→ Exercise instructions
In the material below, take the stretch from the line containing "love-duration: 3年6个月: [288, 573, 462, 614]" through the line containing "cloud-message: 我们的爱，奇迹没来: [254, 411, 498, 442]" and swap "entry-line" for "text-line". Return only those lines, with everything else left as it is.

═════ Source data

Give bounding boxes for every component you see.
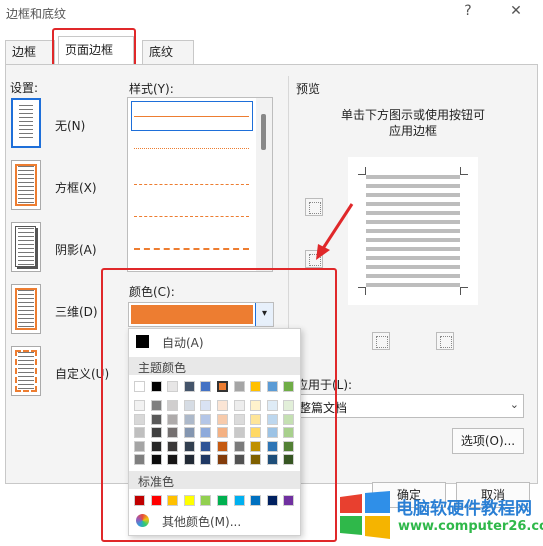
style-list[interactable] [127,97,273,272]
settings-label: 设置: [10,81,39,95]
setting-none-thumb[interactable] [11,98,41,148]
chevron-down-icon[interactable]: ⌄ [510,398,519,411]
watermark-url: www.computer26.com [398,519,543,534]
setting-shadow-thumb[interactable] [11,222,41,272]
preview-hint-line1: 单击下方图示或使用按钮可 [341,108,486,122]
style-dashed-short-line[interactable] [134,184,249,185]
style-label: 样式(Y): [129,82,174,96]
setting-shadow-label[interactable]: 阴影(A) [55,241,97,258]
options-button[interactable]: 选项(O)... [452,428,524,454]
watermark-title: 电脑软硬件教程网 [396,499,532,519]
style-dotted-line[interactable] [134,148,249,149]
setting-box-label[interactable]: 方框(X) [55,179,97,196]
preview-page[interactable] [348,157,478,305]
setting-3d-label[interactable]: 三维(D) [55,303,98,320]
window-title: 边框和底纹 [6,7,67,21]
setting-3d-thumb[interactable] [11,284,41,334]
title-bar: 边框和底纹 ? ✕ [0,0,543,28]
tab-borders[interactable]: 边框(B) [5,40,55,81]
style-scrollbar[interactable] [256,98,272,271]
highlight-color-box [101,268,337,542]
setting-none-label[interactable]: 无(N) [55,117,85,134]
annotation-arrow [316,203,354,260]
preview-label: 预览 [296,82,321,96]
tab-shading[interactable]: 底纹(S) [142,40,194,81]
border-right-button[interactable] [436,332,454,350]
style-dashed-line[interactable] [134,216,249,217]
style-dash-dot-line[interactable] [134,248,249,250]
style-solid-line[interactable] [134,116,249,117]
setting-box-thumb[interactable] [11,160,41,210]
watermark-logo [340,491,390,539]
close-button[interactable]: ✕ [502,3,530,23]
help-button[interactable]: ? [454,3,482,23]
border-left-button[interactable] [372,332,390,350]
preview-hint-line2: 应用边框 [389,124,438,138]
setting-custom-thumb[interactable] [11,346,41,396]
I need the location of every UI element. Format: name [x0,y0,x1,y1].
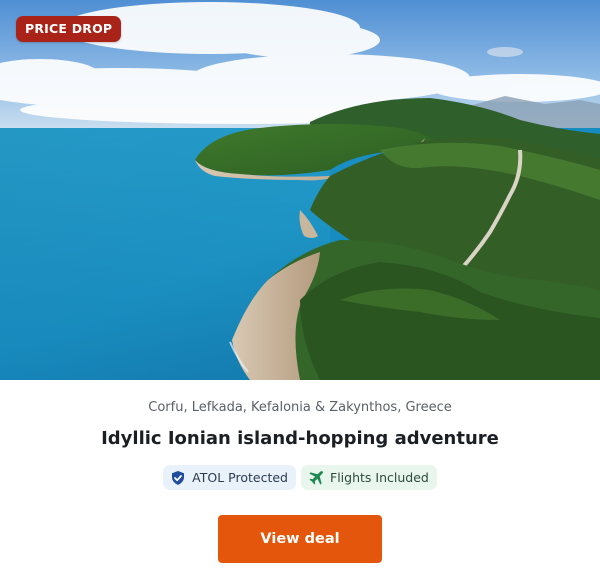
atol-protected-tag: ATOL Protected [163,465,296,490]
price-drop-badge: PRICE DROP [16,16,122,42]
hero-image[interactable]: PRICE DROP [0,0,600,380]
atol-tag-label: ATOL Protected [192,470,288,485]
airplane-icon [308,470,324,486]
deal-tags: ATOL Protected Flights Included [0,465,600,490]
coastline-photo [0,0,600,380]
flights-included-tag: Flights Included [301,465,437,490]
shield-check-icon [170,470,186,486]
deal-location: Corfu, Lefkada, Kefalonia & Zakynthos, G… [148,400,452,415]
view-deal-button[interactable]: View deal [218,515,382,563]
flights-tag-label: Flights Included [330,470,429,485]
deal-title[interactable]: Idyllic Ionian island-hopping adventure [0,428,600,449]
deal-card[interactable]: PRICE DROP Corfu, Lefkada, Kefalonia & Z… [0,0,600,587]
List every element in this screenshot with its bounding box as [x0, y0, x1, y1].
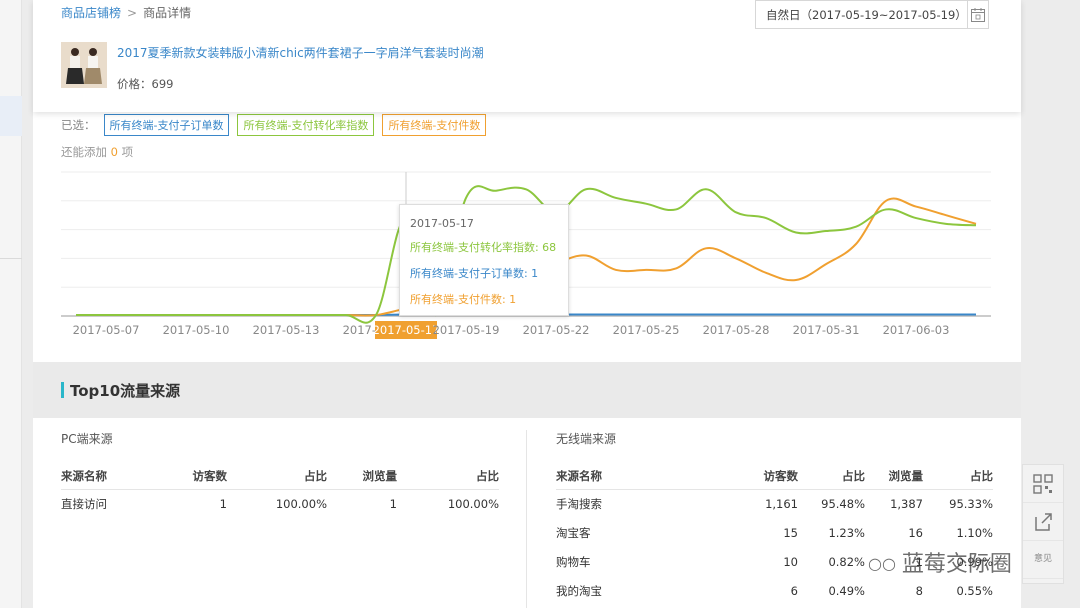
product-title-link[interactable]: 2017夏季新款女装韩版小清新chic两件套裙子一字肩洋气套装时尚潮 [117, 44, 484, 61]
pageviews: 16 [908, 525, 923, 540]
source-name[interactable]: 手淘搜索 [556, 489, 660, 518]
x-tick-label: 2017-05-28 [703, 323, 770, 337]
x-tick-label: 2017-05-31 [793, 323, 860, 337]
ratio2: 95.33% [949, 496, 993, 511]
mobile-source-panel: 无线端来源 来源名称 访客数 占比 浏览量 占比 手淘搜索 1,161 95.4… [556, 430, 993, 605]
pc-source-table: 来源名称 访客数 占比 浏览量 占比 直接访问 1 100.00% 1 100.… [61, 463, 499, 518]
add-suffix: 项 [121, 145, 134, 159]
tooltip-row-conversion: 所有终端-支付转化率指数: 68 [410, 241, 557, 254]
mobile-col-name: 来源名称 [556, 463, 660, 490]
section-accent-bar [61, 382, 64, 398]
x-tick-label: 2017-06-03 [883, 323, 950, 337]
wechat-icon: ○○ [868, 554, 896, 573]
mobile-source-title: 无线端来源 [556, 432, 617, 446]
left-sidebar [0, 0, 22, 608]
x-tick-label: 2017-05-19 [433, 323, 500, 337]
product-price: 价格：699 [117, 77, 174, 91]
watermark-text: 蓝莓交际圈 [901, 552, 1012, 577]
source-name[interactable]: 购物车 [556, 547, 660, 576]
add-metric-hint: 还能添加 0 项 [61, 144, 133, 160]
metric-tag-orders[interactable]: 所有终端-支付子订单数 [103, 114, 230, 136]
metric-tag-pieces[interactable]: 所有终端-支付件数 [382, 114, 487, 136]
visitors: 6 [790, 583, 798, 598]
mobile-col-ratio[interactable]: 占比 [798, 463, 865, 490]
share-icon[interactable] [1023, 503, 1063, 541]
pc-source-title: PC端来源 [61, 432, 113, 446]
visitors: 1 [219, 496, 227, 511]
x-tick-label: 2017-05-07 [73, 323, 140, 337]
ratio2: 1.10% [956, 525, 993, 540]
tooltip-row-pieces: 所有终端-支付件数: 1 [410, 293, 517, 306]
pc-col-name: 来源名称 [61, 463, 143, 490]
breadcrumb-separator: > [127, 6, 138, 20]
highlight-tick-label: 2017-05-17 [373, 323, 440, 337]
chart-tooltip: 2017-05-17 所有终端-支付转化率指数: 68 所有终端-支付子订单数:… [399, 204, 569, 316]
ratio: 0.49% [828, 583, 865, 598]
source-name[interactable]: 淘宝客 [556, 518, 660, 547]
sidebar-divider [0, 258, 22, 259]
visitors: 15 [783, 525, 798, 540]
x-tick-label: 2017-05-22 [523, 323, 590, 337]
visitors: 1,161 [765, 496, 798, 511]
product-header-card: 商品店铺榜 > 商品详情 自然日（2017-05-19~2017-05-19） 20… [33, 0, 1021, 112]
pc-col-ratio[interactable]: 占比 [227, 463, 327, 490]
pageviews: 8 [915, 583, 923, 598]
floating-toolbar: 意见 [1022, 464, 1064, 584]
breadcrumb-parent-link[interactable]: 商品店铺榜 [61, 6, 121, 20]
x-tick-label: 2017-05-25 [613, 323, 680, 337]
table-row: 淘宝客 15 1.23% 16 1.10% [556, 518, 993, 547]
date-range-picker[interactable]: 自然日（2017-05-19~2017-05-19） [755, 0, 989, 29]
ratio2: 100.00% [447, 496, 499, 511]
table-row: 我的淘宝 6 0.49% 8 0.55% [556, 576, 993, 605]
calendar-icon[interactable] [966, 1, 988, 28]
ratio: 95.48% [821, 496, 865, 511]
tooltip-row-orders: 所有终端-支付子订单数: 1 [410, 267, 539, 280]
product-thumbnail[interactable] [61, 42, 107, 88]
breadcrumb-current: 商品详情 [143, 6, 192, 20]
pageviews: 1 [389, 496, 397, 511]
qrcode-icon[interactable] [1023, 465, 1063, 503]
mobile-col-ratio2[interactable]: 占比 [923, 463, 993, 490]
pc-source-panel: PC端来源 来源名称 访客数 占比 浏览量 占比 直接访问 1 100.00% … [61, 430, 499, 518]
ratio: 0.82% [828, 554, 865, 569]
mobile-source-table: 来源名称 访客数 占比 浏览量 占比 手淘搜索 1,161 95.48% 1,3… [556, 463, 993, 605]
pc-col-ratio2[interactable]: 占比 [397, 463, 499, 490]
table-row: 直接访问 1 100.00% 1 100.00% [61, 489, 499, 518]
ratio: 1.23% [828, 525, 865, 540]
panel-divider [526, 430, 527, 608]
ratio2: 0.55% [956, 583, 993, 598]
metric-tag-conversion[interactable]: 所有终端-支付转化率指数 [237, 114, 375, 136]
pc-col-pageviews[interactable]: 浏览量 [327, 463, 397, 490]
ratio: 100.00% [275, 496, 327, 511]
traffic-source-section-header: Top10流量来源 [33, 362, 1021, 418]
feedback-button[interactable]: 意见 [1023, 541, 1063, 579]
visitors: 10 [783, 554, 798, 569]
table-row: 手淘搜索 1,161 95.48% 1,387 95.33% [556, 489, 993, 518]
section-title: Top10流量来源 [70, 382, 181, 400]
x-tick-label: 2017-05-13 [253, 323, 320, 337]
pageviews: 1,387 [890, 496, 923, 511]
add-count: 0 [110, 145, 118, 159]
source-name[interactable]: 直接访问 [61, 489, 143, 518]
tooltip-date: 2017-05-17 [410, 217, 474, 230]
breadcrumb: 商品店铺榜 > 商品详情 [61, 4, 191, 21]
x-tick-label: 2017-05-10 [163, 323, 230, 337]
pc-col-visitors[interactable]: 访客数 [143, 463, 227, 490]
mobile-col-visitors[interactable]: 访客数 [660, 463, 798, 490]
selected-label: 已选： [61, 118, 96, 132]
watermark: ○○ 蓝莓交际圈 [868, 546, 1012, 578]
selected-metrics: 已选： 所有终端-支付子订单数 所有终端-支付转化率指数 所有终端-支付件数 [61, 114, 494, 136]
source-name[interactable]: 我的淘宝 [556, 576, 660, 605]
date-range-text: 自然日（2017-05-19~2017-05-19） [766, 7, 967, 22]
mobile-col-pageviews[interactable]: 浏览量 [865, 463, 923, 490]
add-prefix: 还能添加 [61, 145, 107, 159]
sidebar-active-item[interactable] [0, 96, 22, 136]
main-panel: 商品店铺榜 > 商品详情 自然日（2017-05-19~2017-05-19） 20… [33, 0, 1021, 608]
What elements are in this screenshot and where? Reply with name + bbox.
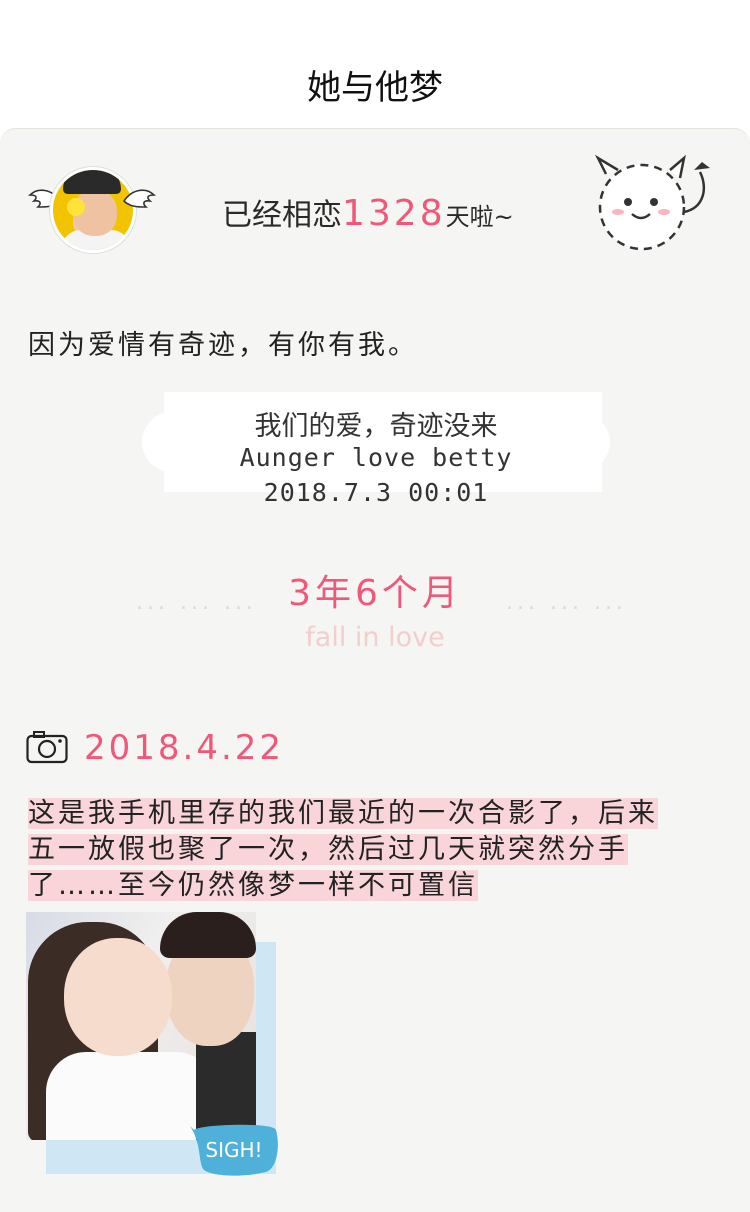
love-duration: 3年6个月: [288, 573, 462, 614]
avatar-group[interactable]: [28, 165, 158, 260]
counter-prefix: 已经相恋: [222, 198, 342, 233]
entry-line: 了……至今仍然像梦一样不可置信: [28, 870, 478, 901]
entry-line: 这是我手机里存的我们最近的一次合影了，后来: [28, 798, 658, 829]
love-quote: 因为爱情有奇迹，有你有我。: [28, 330, 418, 361]
days-together-counter: 已经相恋1328天啦~: [222, 190, 514, 234]
fall-in-love-subtitle: fall in love: [305, 622, 445, 653]
cloud-message: 我们的爱，奇迹没来: [254, 411, 498, 442]
sigh-sticker: SIGH!: [190, 1124, 278, 1176]
angel-wing-icon: [122, 189, 156, 208]
counter-days: 1328: [342, 193, 446, 234]
entry-line: 五一放假也聚了一次，然后过几天就突然分手: [28, 834, 628, 865]
camera-icon: [26, 731, 68, 764]
divider-dots-right: ... ... ...: [506, 590, 627, 615]
svg-text:SIGH!: SIGH!: [205, 1138, 262, 1162]
top-bar: 她与他梦: [0, 0, 750, 128]
cloud-names: Aunger love betty: [239, 443, 513, 472]
entry-text: 这是我手机里存的我们最近的一次合影了，后来 五一放假也聚了一次，然后过几天就突然…: [28, 796, 708, 904]
couple-photo[interactable]: [26, 912, 256, 1140]
page-title: 她与他梦: [307, 68, 443, 108]
counter-suffix: 天啦~: [445, 203, 514, 231]
cloud-timestamp: 2018.7.3 00:01: [263, 478, 489, 507]
devil-mascot-icon: [594, 154, 710, 251]
entry-date: 2018.4.22: [84, 728, 285, 768]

══════════

→ Complete response
love-duration: 3年6个月: [288, 573, 462, 614]
avatar-group[interactable]: [28, 165, 158, 260]
counter-prefix: 已经相恋: [222, 198, 342, 233]
text-line: 了……至今仍然像梦一样不可置信: [28, 870, 478, 901]
text-line: 这是我手机里存的我们最近的一次合影了，后来: [28, 798, 658, 829]
love-quote: 因为爱情有奇迹，有你有我。: [28, 330, 418, 361]
days-together-counter: 已经相恋1328天啦~: [222, 190, 514, 234]
fall-in-love-subtitle: fall in love: [305, 622, 445, 653]
cloud-message: 我们的爱，奇迹没来: [254, 411, 498, 442]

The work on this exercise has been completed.